EXERCISE DIRECTIONS: Find how many lines contain the word "التي" and state that number alone.

STORED DATA:
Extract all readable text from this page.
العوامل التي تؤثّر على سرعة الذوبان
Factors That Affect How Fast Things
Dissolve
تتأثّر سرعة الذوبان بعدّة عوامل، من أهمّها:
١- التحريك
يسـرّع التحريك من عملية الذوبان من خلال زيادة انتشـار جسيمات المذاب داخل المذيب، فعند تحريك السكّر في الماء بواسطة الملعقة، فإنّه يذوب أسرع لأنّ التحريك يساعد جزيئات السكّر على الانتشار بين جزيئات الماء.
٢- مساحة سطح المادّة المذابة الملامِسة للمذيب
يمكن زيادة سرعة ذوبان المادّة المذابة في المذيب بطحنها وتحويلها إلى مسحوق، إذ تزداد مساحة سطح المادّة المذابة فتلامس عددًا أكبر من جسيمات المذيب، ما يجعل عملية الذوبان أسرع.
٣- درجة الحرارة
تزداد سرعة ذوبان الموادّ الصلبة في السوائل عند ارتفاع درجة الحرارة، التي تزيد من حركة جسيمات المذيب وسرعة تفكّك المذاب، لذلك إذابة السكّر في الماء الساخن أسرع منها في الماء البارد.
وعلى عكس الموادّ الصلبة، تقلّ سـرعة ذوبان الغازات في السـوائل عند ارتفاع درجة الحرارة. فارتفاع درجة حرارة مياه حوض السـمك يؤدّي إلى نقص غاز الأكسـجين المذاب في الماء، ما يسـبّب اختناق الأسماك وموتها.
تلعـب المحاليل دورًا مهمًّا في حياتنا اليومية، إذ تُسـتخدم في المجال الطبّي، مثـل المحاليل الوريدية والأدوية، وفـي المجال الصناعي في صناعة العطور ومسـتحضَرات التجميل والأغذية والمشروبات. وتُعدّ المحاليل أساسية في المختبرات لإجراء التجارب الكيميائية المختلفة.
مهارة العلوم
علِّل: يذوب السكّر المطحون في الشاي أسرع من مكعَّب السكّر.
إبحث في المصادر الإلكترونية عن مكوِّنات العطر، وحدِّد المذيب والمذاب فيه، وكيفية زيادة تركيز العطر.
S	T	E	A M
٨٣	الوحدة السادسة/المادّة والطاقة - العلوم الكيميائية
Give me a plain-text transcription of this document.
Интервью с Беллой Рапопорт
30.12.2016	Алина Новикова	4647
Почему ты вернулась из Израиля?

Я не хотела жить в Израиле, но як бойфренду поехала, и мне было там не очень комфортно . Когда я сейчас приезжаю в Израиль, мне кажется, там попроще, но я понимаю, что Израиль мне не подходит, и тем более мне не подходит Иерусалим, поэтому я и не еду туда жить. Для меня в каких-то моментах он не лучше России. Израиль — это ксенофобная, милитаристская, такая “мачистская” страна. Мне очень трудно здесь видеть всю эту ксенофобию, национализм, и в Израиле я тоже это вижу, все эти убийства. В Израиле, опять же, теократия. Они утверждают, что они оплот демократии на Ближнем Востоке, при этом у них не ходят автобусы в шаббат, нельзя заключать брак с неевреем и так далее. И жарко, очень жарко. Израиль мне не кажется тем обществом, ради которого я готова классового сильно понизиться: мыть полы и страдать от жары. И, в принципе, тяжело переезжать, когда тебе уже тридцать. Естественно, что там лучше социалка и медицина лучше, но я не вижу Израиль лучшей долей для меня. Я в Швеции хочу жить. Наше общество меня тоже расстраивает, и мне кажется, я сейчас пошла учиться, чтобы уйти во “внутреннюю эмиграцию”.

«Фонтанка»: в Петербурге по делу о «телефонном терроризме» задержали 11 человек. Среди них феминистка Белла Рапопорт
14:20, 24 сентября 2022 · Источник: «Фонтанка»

EXERCISE ANSWER: 2